# Request
Pick out the lines below that include the string "subtitle".

□ □ □ □ □

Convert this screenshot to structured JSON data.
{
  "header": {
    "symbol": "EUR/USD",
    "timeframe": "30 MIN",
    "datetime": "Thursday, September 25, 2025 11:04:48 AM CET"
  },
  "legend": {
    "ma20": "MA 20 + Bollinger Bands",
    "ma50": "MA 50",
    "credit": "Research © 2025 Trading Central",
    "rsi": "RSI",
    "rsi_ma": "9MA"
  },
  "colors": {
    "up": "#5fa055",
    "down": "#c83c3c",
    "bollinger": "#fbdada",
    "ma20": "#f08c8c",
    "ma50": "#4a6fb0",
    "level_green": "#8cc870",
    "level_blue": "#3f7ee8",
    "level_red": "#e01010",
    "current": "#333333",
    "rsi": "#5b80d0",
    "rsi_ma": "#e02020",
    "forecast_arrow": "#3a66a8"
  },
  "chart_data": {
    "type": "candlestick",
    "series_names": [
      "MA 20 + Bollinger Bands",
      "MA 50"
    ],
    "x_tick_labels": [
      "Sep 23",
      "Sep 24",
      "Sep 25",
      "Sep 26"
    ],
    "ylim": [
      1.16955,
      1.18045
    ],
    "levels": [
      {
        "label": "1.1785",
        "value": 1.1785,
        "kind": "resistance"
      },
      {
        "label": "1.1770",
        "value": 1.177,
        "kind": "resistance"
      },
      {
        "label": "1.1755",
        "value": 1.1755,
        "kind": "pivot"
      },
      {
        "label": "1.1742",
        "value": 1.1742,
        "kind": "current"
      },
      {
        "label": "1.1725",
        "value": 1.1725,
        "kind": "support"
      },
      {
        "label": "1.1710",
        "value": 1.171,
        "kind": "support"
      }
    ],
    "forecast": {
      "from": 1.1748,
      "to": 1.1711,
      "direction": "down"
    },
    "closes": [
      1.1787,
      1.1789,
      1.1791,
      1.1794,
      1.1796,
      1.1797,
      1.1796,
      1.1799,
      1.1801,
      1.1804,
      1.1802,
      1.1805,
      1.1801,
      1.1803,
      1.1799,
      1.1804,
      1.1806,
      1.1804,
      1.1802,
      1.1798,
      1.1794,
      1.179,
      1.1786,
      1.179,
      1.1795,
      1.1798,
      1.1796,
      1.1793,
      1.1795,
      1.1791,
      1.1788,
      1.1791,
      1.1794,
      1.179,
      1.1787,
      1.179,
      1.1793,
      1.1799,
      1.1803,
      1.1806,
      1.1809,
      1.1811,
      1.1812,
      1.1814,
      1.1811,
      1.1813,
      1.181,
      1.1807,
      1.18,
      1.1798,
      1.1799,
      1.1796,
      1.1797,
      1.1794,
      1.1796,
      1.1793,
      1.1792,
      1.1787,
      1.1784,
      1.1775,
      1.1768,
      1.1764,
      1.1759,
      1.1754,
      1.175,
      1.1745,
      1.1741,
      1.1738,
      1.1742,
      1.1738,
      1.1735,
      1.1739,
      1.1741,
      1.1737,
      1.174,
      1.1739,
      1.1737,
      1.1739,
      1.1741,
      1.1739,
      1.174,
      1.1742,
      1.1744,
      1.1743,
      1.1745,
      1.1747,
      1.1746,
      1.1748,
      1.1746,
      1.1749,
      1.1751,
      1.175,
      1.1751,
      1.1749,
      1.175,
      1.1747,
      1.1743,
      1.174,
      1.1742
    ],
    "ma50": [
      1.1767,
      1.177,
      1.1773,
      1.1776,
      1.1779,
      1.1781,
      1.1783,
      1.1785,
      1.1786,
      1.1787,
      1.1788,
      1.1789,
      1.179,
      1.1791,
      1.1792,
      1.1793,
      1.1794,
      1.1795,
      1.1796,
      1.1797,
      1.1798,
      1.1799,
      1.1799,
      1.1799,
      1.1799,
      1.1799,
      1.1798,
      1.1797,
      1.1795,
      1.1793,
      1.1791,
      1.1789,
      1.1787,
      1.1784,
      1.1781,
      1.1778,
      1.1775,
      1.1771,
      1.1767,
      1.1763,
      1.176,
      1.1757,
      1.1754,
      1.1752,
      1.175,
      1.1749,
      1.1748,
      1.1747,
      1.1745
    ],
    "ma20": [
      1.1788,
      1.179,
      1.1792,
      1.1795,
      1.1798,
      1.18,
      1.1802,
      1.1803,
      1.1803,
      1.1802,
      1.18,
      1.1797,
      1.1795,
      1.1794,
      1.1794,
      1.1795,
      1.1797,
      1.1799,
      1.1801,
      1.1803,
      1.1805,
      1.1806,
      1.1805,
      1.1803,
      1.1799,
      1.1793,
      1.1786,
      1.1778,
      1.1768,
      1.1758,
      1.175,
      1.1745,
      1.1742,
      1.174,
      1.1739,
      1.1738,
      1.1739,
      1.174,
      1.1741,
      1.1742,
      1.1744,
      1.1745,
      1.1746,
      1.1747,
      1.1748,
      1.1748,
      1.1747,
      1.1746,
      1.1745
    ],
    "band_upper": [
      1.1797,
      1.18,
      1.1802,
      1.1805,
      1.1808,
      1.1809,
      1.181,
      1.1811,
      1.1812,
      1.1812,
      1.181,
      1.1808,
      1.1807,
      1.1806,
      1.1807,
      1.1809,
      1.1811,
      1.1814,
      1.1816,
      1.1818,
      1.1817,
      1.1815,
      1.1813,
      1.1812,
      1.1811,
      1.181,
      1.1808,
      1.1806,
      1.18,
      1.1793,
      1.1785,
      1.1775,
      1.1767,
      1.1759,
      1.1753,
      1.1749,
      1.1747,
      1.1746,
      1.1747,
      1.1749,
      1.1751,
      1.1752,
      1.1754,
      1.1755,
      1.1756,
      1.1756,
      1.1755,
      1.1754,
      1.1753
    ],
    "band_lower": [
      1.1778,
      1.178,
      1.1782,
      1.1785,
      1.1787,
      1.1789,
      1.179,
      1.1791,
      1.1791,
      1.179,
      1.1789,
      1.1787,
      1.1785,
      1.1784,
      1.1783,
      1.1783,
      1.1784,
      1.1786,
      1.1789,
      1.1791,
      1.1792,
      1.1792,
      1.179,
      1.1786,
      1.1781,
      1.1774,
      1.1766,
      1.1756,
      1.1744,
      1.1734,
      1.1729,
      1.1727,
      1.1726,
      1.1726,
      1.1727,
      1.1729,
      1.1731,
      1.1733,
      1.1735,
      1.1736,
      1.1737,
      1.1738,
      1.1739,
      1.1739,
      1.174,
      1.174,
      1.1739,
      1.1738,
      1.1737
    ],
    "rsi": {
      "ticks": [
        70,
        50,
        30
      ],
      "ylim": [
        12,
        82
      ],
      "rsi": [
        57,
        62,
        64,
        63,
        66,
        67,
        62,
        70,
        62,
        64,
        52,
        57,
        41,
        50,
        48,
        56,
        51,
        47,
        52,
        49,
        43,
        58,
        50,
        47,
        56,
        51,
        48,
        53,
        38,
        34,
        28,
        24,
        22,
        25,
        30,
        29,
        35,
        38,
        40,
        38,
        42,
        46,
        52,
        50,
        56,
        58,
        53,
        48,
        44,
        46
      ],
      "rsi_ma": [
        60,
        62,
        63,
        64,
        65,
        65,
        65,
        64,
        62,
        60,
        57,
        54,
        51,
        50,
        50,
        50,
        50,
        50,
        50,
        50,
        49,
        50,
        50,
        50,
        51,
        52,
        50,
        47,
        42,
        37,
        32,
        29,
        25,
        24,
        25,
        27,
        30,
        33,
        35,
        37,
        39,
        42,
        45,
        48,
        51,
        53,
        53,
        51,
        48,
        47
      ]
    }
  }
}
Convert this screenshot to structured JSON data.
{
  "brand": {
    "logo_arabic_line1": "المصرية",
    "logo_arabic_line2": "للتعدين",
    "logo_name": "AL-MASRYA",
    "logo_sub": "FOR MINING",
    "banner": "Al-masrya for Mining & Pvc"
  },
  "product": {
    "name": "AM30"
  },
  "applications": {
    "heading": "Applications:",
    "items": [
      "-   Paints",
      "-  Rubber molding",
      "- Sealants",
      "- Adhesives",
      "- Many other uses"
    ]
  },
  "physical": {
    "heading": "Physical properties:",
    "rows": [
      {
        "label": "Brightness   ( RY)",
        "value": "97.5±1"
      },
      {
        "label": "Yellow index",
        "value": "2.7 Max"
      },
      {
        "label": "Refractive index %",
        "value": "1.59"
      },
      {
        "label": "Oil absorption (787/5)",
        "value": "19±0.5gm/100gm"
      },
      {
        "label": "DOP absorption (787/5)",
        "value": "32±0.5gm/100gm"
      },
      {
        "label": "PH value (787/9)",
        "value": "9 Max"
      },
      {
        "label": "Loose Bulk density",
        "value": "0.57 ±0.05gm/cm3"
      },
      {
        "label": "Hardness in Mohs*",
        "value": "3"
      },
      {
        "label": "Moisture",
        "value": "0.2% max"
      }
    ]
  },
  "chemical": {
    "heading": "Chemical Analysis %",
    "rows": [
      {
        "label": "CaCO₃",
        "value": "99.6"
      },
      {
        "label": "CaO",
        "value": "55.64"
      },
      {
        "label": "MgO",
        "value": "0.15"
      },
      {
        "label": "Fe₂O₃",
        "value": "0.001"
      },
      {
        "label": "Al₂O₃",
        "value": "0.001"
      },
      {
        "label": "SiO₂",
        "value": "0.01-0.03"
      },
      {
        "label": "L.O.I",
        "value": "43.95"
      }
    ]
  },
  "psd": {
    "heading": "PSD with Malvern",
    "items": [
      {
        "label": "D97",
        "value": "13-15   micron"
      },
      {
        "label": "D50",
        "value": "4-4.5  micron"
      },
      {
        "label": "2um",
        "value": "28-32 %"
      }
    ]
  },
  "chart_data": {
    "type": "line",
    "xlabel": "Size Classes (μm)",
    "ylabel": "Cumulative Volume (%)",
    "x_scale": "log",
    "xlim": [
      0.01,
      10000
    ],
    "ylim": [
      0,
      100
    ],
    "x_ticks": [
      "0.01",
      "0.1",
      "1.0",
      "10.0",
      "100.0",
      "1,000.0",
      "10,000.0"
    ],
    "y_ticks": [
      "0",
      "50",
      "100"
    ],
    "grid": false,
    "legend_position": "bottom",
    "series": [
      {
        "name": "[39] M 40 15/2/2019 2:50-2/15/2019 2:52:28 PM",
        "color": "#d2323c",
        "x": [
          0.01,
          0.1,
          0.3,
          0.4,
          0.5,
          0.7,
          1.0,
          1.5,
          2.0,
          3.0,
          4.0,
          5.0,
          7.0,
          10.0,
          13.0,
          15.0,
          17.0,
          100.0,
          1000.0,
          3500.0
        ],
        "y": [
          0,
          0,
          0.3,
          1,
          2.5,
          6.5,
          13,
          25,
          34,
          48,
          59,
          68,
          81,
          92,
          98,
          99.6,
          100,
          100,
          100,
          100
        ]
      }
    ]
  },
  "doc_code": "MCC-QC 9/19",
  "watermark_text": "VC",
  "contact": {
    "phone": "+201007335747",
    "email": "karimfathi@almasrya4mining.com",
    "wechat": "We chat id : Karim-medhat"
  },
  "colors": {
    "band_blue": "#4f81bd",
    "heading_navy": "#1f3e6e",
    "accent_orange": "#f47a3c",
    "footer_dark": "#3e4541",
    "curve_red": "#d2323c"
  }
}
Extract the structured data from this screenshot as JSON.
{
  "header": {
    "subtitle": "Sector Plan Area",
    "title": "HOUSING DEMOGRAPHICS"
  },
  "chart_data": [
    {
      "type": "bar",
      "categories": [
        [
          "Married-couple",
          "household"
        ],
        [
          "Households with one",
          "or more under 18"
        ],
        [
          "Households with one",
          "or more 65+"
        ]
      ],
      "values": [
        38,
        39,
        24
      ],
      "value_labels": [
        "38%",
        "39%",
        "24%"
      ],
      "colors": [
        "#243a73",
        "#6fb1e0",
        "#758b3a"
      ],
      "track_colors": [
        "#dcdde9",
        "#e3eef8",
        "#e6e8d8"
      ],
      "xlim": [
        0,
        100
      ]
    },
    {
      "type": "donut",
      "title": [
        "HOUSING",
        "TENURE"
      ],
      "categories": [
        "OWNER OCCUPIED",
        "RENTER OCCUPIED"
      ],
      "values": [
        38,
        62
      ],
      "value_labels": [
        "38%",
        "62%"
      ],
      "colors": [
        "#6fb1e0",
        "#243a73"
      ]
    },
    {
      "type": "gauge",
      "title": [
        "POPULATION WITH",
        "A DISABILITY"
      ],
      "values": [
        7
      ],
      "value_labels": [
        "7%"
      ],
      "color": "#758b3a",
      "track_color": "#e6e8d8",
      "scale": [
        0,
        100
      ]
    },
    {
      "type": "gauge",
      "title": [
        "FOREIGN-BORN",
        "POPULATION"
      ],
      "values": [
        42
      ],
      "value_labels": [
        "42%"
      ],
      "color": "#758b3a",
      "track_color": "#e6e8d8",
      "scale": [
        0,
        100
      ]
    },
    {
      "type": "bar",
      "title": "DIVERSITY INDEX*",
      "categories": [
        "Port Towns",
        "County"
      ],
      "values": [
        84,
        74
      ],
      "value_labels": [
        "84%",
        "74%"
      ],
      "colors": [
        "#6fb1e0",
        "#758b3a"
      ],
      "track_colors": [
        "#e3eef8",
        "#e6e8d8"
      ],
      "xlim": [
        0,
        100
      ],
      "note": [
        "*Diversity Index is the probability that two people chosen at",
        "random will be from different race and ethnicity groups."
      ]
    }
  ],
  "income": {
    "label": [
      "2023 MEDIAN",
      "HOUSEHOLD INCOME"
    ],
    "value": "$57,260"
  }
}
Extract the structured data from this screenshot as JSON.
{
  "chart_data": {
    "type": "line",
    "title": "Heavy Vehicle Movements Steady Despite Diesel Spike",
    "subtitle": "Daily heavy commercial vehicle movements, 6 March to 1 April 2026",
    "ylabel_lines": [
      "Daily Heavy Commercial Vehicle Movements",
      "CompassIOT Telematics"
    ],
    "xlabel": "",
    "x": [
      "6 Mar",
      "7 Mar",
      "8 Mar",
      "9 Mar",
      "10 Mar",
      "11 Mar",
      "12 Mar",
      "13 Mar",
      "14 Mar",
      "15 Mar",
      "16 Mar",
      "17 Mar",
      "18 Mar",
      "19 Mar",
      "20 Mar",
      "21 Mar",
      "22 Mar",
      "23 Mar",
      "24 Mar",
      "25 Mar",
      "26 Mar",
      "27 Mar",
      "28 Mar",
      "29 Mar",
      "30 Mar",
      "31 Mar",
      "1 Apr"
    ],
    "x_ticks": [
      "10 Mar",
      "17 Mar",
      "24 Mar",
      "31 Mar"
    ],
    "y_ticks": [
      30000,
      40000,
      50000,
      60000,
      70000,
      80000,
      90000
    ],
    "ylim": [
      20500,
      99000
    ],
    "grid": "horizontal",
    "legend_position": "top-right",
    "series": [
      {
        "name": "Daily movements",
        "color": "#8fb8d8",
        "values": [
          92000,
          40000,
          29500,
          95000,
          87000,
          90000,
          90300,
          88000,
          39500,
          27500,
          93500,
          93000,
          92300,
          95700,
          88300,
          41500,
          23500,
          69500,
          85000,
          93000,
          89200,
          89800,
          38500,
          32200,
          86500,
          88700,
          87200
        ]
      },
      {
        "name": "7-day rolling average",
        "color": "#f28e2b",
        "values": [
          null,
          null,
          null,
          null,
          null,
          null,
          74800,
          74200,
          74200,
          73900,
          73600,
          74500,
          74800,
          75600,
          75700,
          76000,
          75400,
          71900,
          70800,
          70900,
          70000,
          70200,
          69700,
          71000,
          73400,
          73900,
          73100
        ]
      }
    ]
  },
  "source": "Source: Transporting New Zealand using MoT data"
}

□ □ □ □ □

# Exercise output
    "subtitle": "Sector Plan Area",
    "subtitle": "Daily heavy commercial vehicle movements, 6 March to 1 April 2026",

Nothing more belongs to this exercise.